=== QUOTED TEXT ===
Hi Fotis,
Here at CERN, we run the top level BDIIs with load balanced DNS. Trying
to stress test with BDII on the same machine as the RB is just asking
for trouble. The RB load on the machine will be so high that it will
impede the BDII.
You should defiantly move the BDII to a dedicated machine and if that is
not enough you should add multiple machines behind a round robin dns alias.
A new version of the BDII is almost ready. This has been slight
re-engineered to increase performance under load. It is still going
through the certification process and should be ready for release LCG-2_4_0.
It would be very useful if you could install this version of the BDII
and try to use it in the stress tests. It can be downloaded from.

=== AIM 1 ===
Answer these questions about the message on running the BDII, one line each:
(a) How does CERN run its top level BDIIs?
(b) What should be added if moving the BDII to a dedicated machine is not enough?
(c) Which release should the new version of the BDII be ready for?
=== AIM 2 ===
Write the next part of the message on running the BDII, starting after its final sentence.

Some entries
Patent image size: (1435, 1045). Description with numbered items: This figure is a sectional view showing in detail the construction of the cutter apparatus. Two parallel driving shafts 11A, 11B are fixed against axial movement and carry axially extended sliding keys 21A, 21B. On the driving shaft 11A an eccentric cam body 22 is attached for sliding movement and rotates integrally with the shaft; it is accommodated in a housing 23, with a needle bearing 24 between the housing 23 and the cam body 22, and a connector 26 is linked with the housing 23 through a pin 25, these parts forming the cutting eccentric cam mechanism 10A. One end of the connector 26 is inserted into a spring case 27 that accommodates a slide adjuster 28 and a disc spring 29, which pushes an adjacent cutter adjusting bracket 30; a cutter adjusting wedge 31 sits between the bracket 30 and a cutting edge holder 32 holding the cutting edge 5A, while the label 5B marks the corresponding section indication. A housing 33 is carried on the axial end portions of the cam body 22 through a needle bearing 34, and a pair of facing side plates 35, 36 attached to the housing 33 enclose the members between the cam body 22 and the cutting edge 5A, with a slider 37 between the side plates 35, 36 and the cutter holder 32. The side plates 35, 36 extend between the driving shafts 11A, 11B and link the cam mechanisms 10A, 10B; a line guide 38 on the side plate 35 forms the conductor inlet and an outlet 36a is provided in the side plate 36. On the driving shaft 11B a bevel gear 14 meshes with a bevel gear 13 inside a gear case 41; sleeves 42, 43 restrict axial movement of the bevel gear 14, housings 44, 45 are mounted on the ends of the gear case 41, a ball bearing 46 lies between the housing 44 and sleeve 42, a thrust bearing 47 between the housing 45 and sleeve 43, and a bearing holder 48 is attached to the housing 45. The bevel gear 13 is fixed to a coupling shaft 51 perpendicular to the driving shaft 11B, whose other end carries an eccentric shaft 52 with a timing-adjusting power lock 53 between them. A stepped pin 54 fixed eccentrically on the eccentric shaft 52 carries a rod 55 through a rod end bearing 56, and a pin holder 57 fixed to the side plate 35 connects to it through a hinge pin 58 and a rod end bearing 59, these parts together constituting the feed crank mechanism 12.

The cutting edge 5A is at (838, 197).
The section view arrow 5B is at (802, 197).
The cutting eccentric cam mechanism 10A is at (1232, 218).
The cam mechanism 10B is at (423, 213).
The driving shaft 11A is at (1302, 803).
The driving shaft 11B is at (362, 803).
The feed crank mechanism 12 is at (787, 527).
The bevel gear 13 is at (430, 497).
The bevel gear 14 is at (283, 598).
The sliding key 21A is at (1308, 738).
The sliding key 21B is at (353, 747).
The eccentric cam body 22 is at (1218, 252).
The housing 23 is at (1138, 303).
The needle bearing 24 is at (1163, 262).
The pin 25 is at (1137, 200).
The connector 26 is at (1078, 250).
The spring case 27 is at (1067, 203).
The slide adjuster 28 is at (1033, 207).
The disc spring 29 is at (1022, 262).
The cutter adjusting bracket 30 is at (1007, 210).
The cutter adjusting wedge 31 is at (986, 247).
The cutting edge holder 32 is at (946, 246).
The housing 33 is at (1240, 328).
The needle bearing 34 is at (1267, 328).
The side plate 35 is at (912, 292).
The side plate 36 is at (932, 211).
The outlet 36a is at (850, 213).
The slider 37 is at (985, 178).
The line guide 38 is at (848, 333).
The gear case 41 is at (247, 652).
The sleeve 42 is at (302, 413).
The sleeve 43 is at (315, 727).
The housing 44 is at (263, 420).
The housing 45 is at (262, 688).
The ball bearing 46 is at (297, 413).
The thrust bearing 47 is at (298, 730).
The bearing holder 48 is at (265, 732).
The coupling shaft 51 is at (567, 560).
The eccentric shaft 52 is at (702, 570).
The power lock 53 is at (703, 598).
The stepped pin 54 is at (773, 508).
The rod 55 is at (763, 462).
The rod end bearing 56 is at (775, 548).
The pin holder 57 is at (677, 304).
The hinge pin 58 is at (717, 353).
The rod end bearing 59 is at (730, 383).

=== FINAL ANSWER 1 ===
(a) With load balanced DNS.
(b) Multiple machines behind a round robin DNS alias.
(c) LCG-2_4_0.

=== FINAL ANSWER 2 ===
http://lfield.home.cern.ch/lfield/bdii/rpms/lcg-bdii-3.2.0-1.noarch.rpm
Thanks
Laurence
Fotis Georgatos wrote:
> Hello all,
>
> as you probably already know I am in the process of stress testing
> a couple of Resource Brokers, one installed in Athens and one in Nicosia,
> which are aimed to generic use by other SEE-grid participants.
>
> I run the job submissions in parallel runs in order to spot the envelope
> that the RBs allow in terms of throughput capabilities; my findings
> follow.
> I'm making all this fuss so that others know what to expect.
>
> The -lightwait- jobs go fine as long as I don't push a certain limit,
> which appears to be around 32 concurrent submissions from the UI to
> the RB.
>
> I can repeatably have the submissions breaking both GR and CY RBs,
> which are indeed installed by two different and independent teams!
>
> rb.isabella.grnet.gr, run #1: (first column should be 227 = 226 jobs +
> header)
> 227 gr_jobs_1
> 227 gr_jobs_8
> 227 gr_jobs_16
> 227 gr_jobs_32
> 225 gr_jobs_32
> 219 gr_jobs_64
> 154 gr_jobs_128
>
> rb.isabella.grnet.gr, run #2: (first column should be 227 = 226 jobs +
> header)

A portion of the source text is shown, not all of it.